§ PROBLEM TO WORK ON: Copy the lines below word for word, keeping every one of them in the order given.

Start of SUPPLIED MATERIAL

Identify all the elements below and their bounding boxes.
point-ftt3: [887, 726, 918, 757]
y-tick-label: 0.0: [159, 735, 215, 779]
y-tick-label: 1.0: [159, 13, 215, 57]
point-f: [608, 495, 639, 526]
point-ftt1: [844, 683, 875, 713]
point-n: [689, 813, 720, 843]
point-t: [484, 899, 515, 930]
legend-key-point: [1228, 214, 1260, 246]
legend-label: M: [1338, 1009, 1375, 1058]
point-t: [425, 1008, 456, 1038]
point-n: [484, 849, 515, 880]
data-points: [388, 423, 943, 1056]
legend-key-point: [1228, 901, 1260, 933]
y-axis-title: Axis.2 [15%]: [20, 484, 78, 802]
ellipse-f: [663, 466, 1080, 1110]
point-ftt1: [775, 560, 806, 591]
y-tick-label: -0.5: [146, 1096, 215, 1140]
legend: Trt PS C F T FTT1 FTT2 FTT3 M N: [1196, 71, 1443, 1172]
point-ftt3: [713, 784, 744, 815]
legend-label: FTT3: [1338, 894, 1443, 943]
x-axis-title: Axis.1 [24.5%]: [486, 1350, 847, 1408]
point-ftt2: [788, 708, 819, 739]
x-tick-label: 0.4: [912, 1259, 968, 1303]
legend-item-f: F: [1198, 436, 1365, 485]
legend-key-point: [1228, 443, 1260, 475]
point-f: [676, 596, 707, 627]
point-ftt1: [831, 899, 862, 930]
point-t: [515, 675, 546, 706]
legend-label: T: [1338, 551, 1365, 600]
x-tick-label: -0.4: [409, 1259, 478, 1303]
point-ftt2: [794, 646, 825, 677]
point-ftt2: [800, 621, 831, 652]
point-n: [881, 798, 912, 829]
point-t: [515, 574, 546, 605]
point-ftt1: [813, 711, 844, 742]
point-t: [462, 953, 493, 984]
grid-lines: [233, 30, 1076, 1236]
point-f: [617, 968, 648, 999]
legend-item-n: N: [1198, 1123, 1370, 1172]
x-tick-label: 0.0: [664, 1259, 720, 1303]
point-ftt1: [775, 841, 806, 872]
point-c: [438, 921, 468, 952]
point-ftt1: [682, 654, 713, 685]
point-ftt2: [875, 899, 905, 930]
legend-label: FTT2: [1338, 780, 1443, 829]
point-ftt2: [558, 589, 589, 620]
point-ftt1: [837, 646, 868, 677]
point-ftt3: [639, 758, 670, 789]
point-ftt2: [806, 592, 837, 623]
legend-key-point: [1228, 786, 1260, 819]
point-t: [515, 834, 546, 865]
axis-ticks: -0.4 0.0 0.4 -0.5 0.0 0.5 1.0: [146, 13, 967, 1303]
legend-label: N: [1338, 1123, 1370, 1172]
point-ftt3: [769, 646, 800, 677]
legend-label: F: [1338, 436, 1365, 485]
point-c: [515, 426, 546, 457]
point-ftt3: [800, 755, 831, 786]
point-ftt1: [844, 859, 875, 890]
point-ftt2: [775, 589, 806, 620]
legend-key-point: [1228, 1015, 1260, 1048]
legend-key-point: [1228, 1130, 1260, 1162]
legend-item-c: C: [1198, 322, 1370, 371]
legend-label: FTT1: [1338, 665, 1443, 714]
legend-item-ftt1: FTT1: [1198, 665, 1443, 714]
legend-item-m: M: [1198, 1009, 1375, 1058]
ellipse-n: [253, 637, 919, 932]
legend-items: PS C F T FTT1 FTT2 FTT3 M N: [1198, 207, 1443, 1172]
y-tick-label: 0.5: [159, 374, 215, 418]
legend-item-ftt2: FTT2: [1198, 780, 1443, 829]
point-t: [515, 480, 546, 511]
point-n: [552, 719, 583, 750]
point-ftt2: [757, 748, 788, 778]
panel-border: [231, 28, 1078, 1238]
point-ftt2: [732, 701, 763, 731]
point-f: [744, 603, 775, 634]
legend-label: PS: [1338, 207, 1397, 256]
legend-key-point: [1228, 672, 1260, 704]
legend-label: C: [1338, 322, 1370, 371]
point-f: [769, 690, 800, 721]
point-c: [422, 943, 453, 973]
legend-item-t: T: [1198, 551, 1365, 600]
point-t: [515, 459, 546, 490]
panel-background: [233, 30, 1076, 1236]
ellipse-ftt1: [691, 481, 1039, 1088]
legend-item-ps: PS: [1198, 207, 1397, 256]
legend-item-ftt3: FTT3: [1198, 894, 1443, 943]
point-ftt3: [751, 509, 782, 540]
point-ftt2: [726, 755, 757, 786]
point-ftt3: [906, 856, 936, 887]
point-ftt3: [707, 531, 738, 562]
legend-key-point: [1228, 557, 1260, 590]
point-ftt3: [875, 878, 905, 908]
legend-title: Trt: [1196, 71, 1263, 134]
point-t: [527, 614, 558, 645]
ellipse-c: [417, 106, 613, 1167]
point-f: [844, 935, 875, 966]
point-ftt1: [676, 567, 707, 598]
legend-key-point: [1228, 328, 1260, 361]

End of SUPPLIED MATERIAL

§ REPLY:
Identify all the elements below and their bounding boxes.
point-ftt3: [887, 726, 918, 757]
y-tick-label: 0.0: [159, 735, 215, 779]
y-tick-label: 1.0: [159, 13, 215, 57]
point-f: [608, 495, 639, 526]
point-ftt1: [844, 683, 875, 713]
point-n: [689, 813, 720, 843]
point-t: [484, 899, 515, 930]
legend-key-point: [1228, 214, 1260, 246]
legend-label: M: [1338, 1009, 1375, 1058]
point-t: [425, 1008, 456, 1038]
point-n: [484, 849, 515, 880]
data-points: [388, 423, 943, 1056]
legend-key-point: [1228, 901, 1260, 933]
y-axis-title: Axis.2 [15%]: [20, 484, 78, 802]
ellipse-f: [663, 466, 1080, 1110]
point-ftt1: [775, 560, 806, 591]
y-tick-label: -0.5: [146, 1096, 215, 1140]
legend: Trt PS C F T FTT1 FTT2 FTT3 M N: [1196, 71, 1443, 1172]
point-ftt3: [713, 784, 744, 815]
legend-label: FTT3: [1338, 894, 1443, 943]
x-axis-title: Axis.1 [24.5%]: [486, 1350, 847, 1408]
point-ftt2: [788, 708, 819, 739]
x-tick-label: 0.4: [912, 1259, 968, 1303]
legend-item-f: F: [1198, 436, 1365, 485]
legend-key-point: [1228, 443, 1260, 475]
point-f: [676, 596, 707, 627]
point-ftt1: [831, 899, 862, 930]
point-t: [515, 675, 546, 706]
legend-label: T: [1338, 551, 1365, 600]
x-tick-label: -0.4: [409, 1259, 478, 1303]
point-ftt2: [794, 646, 825, 677]
point-ftt2: [800, 621, 831, 652]
point-n: [881, 798, 912, 829]
point-t: [515, 574, 546, 605]
point-ftt1: [813, 711, 844, 742]
point-t: [462, 953, 493, 984]
grid-lines: [233, 30, 1076, 1236]
point-f: [617, 968, 648, 999]
legend-item-n: N: [1198, 1123, 1370, 1172]
x-tick-label: 0.0: [664, 1259, 720, 1303]
point-ftt1: [775, 841, 806, 872]
point-c: [438, 921, 468, 952]
point-ftt1: [682, 654, 713, 685]
point-ftt2: [875, 899, 905, 930]
legend-label: FTT2: [1338, 780, 1443, 829]
point-ftt2: [558, 589, 589, 620]
point-ftt1: [837, 646, 868, 677]
point-ftt3: [639, 758, 670, 789]
point-ftt2: [806, 592, 837, 623]
legend-key-point: [1228, 786, 1260, 819]
point-t: [515, 834, 546, 865]
axis-ticks: -0.4 0.0 0.4 -0.5 0.0 0.5 1.0: [146, 13, 967, 1303]
legend-label: N: [1338, 1123, 1370, 1172]
point-ftt3: [769, 646, 800, 677]
legend-label: F: [1338, 436, 1365, 485]
point-c: [515, 426, 546, 457]
point-ftt3: [800, 755, 831, 786]
point-ftt1: [844, 859, 875, 890]
point-ftt2: [775, 589, 806, 620]
legend-key-point: [1228, 1015, 1260, 1048]
legend-key-point: [1228, 1130, 1260, 1162]
legend-item-c: C: [1198, 322, 1370, 371]
legend-label: FTT1: [1338, 665, 1443, 714]
legend-item-ftt1: FTT1: [1198, 665, 1443, 714]
legend-item-m: M: [1198, 1009, 1375, 1058]
ellipse-n: [253, 637, 919, 932]
legend-items: PS C F T FTT1 FTT2 FTT3 M N: [1198, 207, 1443, 1172]
y-tick-label: 0.5: [159, 374, 215, 418]
legend-item-ftt2: FTT2: [1198, 780, 1443, 829]
point-t: [515, 480, 546, 511]
point-n: [552, 719, 583, 750]
point-ftt2: [757, 748, 788, 778]
panel-border: [231, 28, 1078, 1238]
point-ftt2: [732, 701, 763, 731]
point-f: [744, 603, 775, 634]
legend-label: PS: [1338, 207, 1397, 256]
legend-key-point: [1228, 672, 1260, 704]
legend-label: C: [1338, 322, 1370, 371]
point-f: [769, 690, 800, 721]
point-c: [422, 943, 453, 973]
legend-item-t: T: [1198, 551, 1365, 600]
point-t: [515, 459, 546, 490]
panel-background: [233, 30, 1076, 1236]
ellipse-ftt1: [691, 481, 1039, 1088]
legend-item-ps: PS: [1198, 207, 1397, 256]
legend-item-ftt3: FTT3: [1198, 894, 1443, 943]
point-ftt3: [751, 509, 782, 540]
point-ftt2: [726, 755, 757, 786]
point-ftt3: [906, 856, 936, 887]
point-ftt3: [707, 531, 738, 562]
legend-key-point: [1228, 557, 1260, 590]
point-ftt3: [875, 878, 905, 908]
legend-title: Trt: [1196, 71, 1263, 134]
point-t: [527, 614, 558, 645]
ellipse-c: [417, 106, 613, 1167]
point-f: [844, 935, 875, 966]
point-ftt1: [676, 567, 707, 598]
legend-key-point: [1228, 328, 1260, 361]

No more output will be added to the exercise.